# TASK TO COMPLETE
Restate every entry word for word.

##############################

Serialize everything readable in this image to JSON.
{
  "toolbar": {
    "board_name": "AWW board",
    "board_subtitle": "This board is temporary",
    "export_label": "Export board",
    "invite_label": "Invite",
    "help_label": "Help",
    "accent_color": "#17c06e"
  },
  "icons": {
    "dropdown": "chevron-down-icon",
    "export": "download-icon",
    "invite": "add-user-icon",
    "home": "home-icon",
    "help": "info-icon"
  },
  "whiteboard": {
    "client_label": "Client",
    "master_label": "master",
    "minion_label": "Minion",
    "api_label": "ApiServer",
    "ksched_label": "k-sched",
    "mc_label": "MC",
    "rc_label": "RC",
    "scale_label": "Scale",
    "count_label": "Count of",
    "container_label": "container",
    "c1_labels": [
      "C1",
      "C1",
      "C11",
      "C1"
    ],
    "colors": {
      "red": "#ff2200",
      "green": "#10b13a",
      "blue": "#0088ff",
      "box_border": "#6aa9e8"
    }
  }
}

##############################

# ANSWER TO THE EXERCISE
Serialize everything readable in this image to JSON.
{
  "toolbar": {
    "board_name": "AWW board",
    "board_subtitle": "This board is temporary",
    "export_label": "Export board",
    "invite_label": "Invite",
    "help_label": "Help",
    "accent_color": "#17c06e"
  },
  "icons": {
    "dropdown": "chevron-down-icon",
    "export": "download-icon",
    "invite": "add-user-icon",
    "home": "home-icon",
    "help": "info-icon"
  },
  "whiteboard": {
    "client_label": "Client",
    "master_label": "master",
    "minion_label": "Minion",
    "api_label": "ApiServer",
    "ksched_label": "k-sched",
    "mc_label": "MC",
    "rc_label": "RC",
    "scale_label": "Scale",
    "count_label": "Count of",
    "container_label": "container",
    "c1_labels": [
      "C1",
      "C1",
      "C11",
      "C1"
    ],
    "colors": {
      "red": "#ff2200",
      "green": "#10b13a",
      "blue": "#0088ff",
      "box_border": "#6aa9e8"
    }
  }
}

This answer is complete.